Count each line in which the word "Buddhism" appears. Reply with the total and nothing more.

BEGIN Exercise materials

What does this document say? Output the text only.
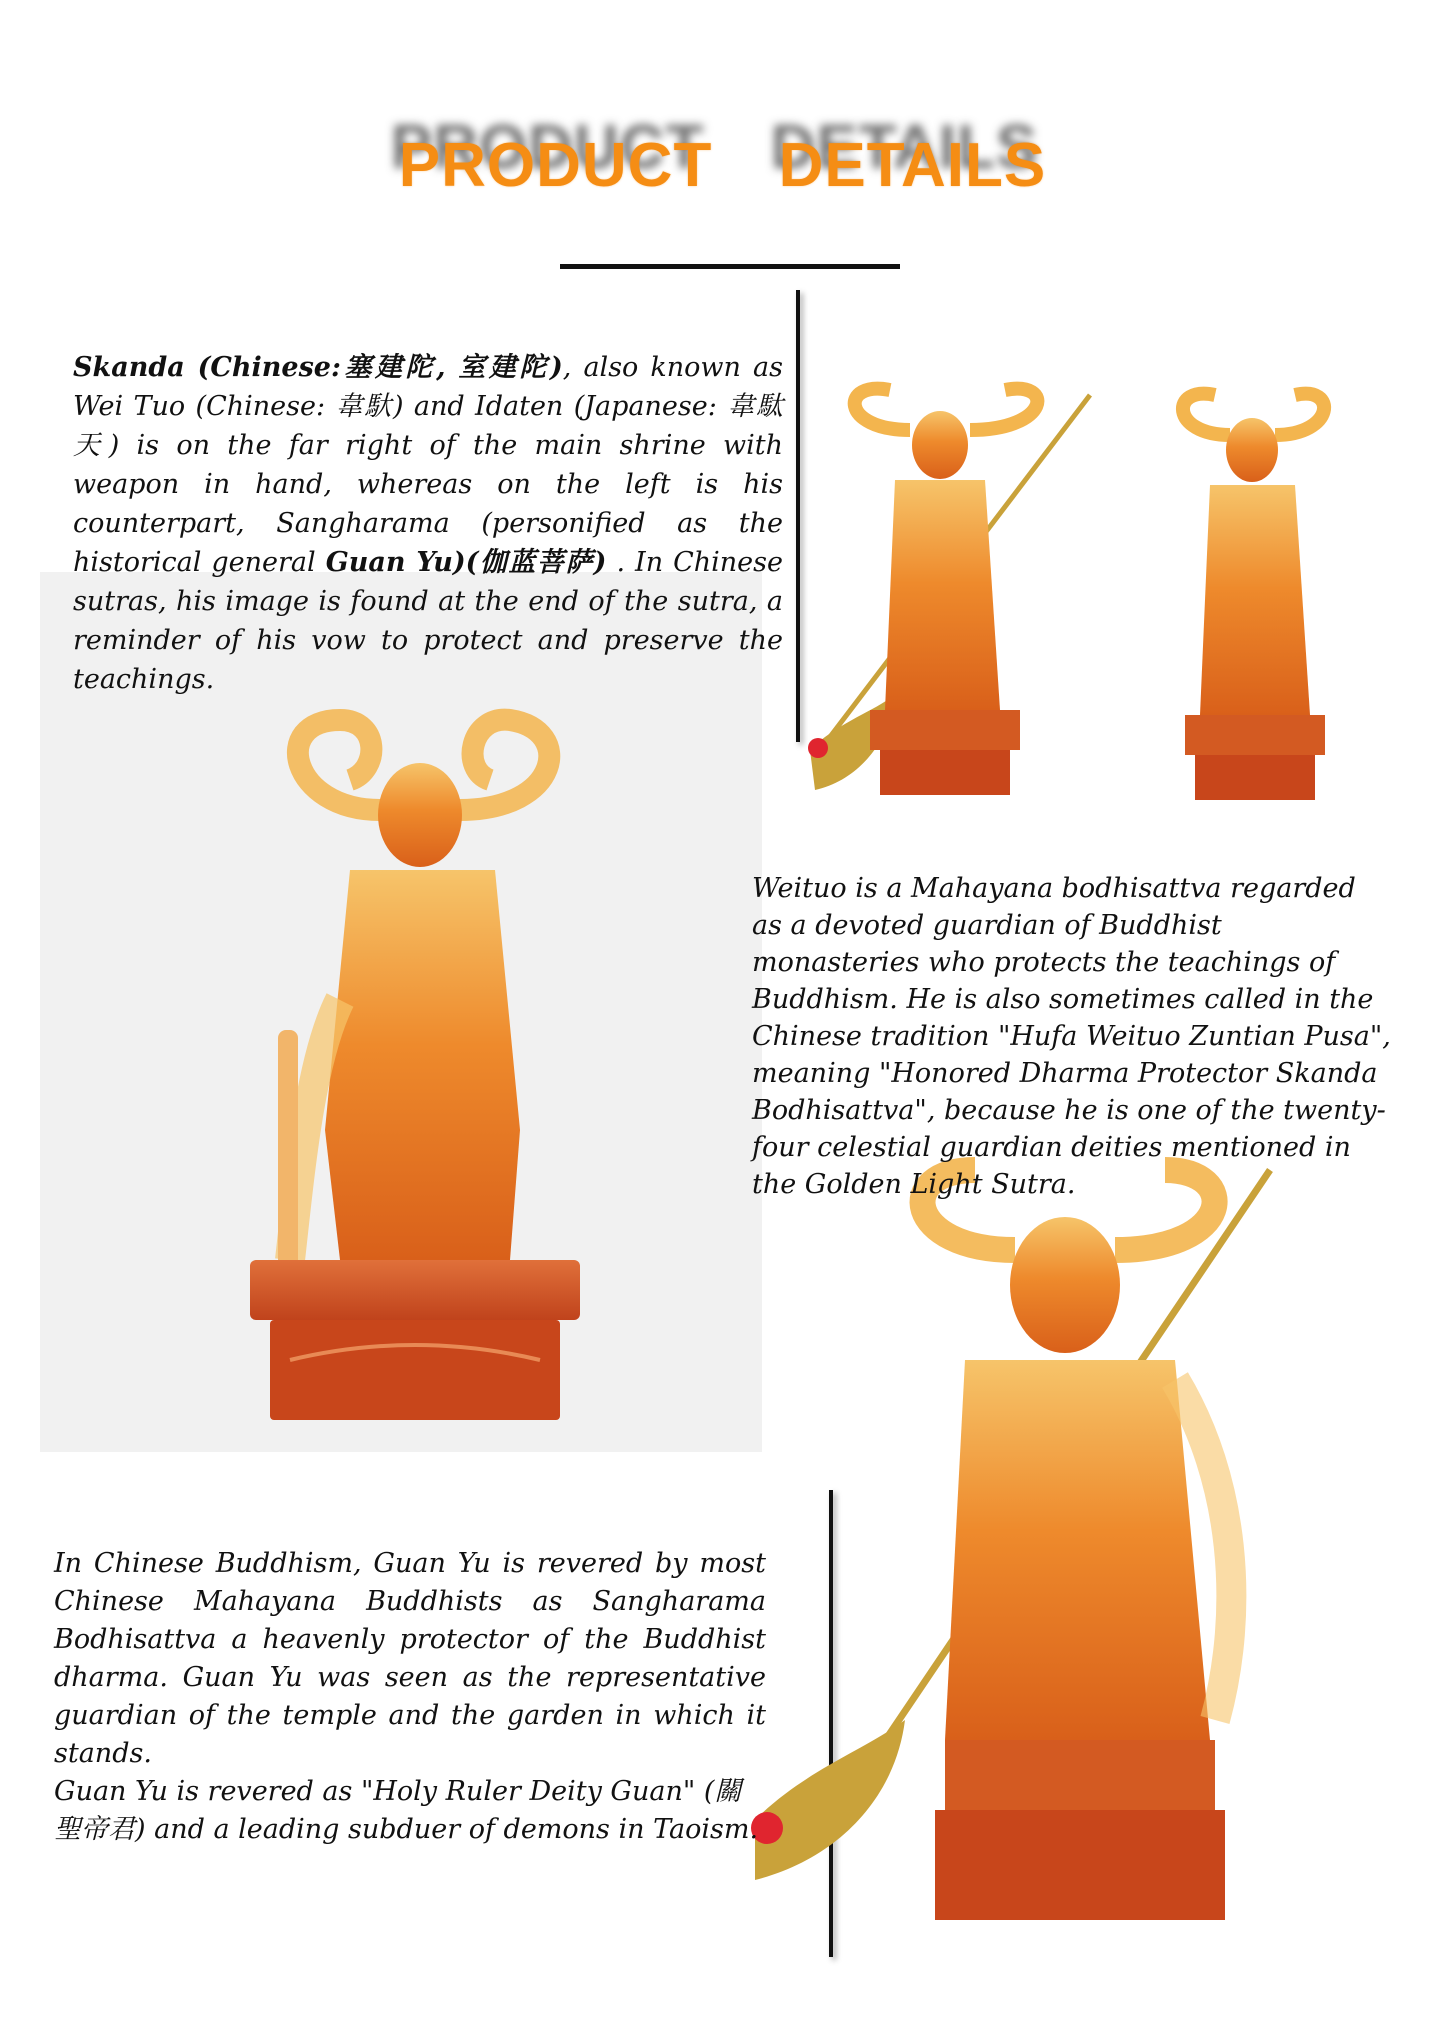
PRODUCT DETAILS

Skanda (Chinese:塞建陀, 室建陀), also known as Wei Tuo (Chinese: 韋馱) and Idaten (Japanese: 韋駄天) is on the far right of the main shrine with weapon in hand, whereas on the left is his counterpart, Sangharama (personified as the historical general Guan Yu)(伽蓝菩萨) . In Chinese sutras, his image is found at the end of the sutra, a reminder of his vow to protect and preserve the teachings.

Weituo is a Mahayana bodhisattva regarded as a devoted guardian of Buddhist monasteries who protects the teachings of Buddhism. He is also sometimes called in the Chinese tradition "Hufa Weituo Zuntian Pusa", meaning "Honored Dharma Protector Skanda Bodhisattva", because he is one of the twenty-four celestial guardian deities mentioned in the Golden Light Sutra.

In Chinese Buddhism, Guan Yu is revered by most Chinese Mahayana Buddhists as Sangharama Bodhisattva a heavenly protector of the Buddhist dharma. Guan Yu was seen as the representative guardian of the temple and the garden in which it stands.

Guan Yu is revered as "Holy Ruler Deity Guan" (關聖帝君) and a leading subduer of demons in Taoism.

END Exercise materials
BEGIN Exercise materials

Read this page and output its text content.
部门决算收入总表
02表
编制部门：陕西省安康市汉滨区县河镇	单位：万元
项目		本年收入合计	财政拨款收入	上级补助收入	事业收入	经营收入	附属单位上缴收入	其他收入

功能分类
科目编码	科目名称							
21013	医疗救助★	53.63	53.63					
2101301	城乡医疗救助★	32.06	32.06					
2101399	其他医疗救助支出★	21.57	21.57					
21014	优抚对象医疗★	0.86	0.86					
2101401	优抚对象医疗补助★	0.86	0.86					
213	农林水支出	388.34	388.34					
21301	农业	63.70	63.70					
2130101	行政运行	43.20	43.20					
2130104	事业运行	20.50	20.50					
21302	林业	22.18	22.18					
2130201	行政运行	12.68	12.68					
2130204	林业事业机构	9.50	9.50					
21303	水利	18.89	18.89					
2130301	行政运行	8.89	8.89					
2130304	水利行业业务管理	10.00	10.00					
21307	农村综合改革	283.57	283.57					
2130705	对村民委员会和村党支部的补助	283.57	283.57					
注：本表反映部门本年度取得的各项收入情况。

END Exercise materials

**Response to the exercise:**
2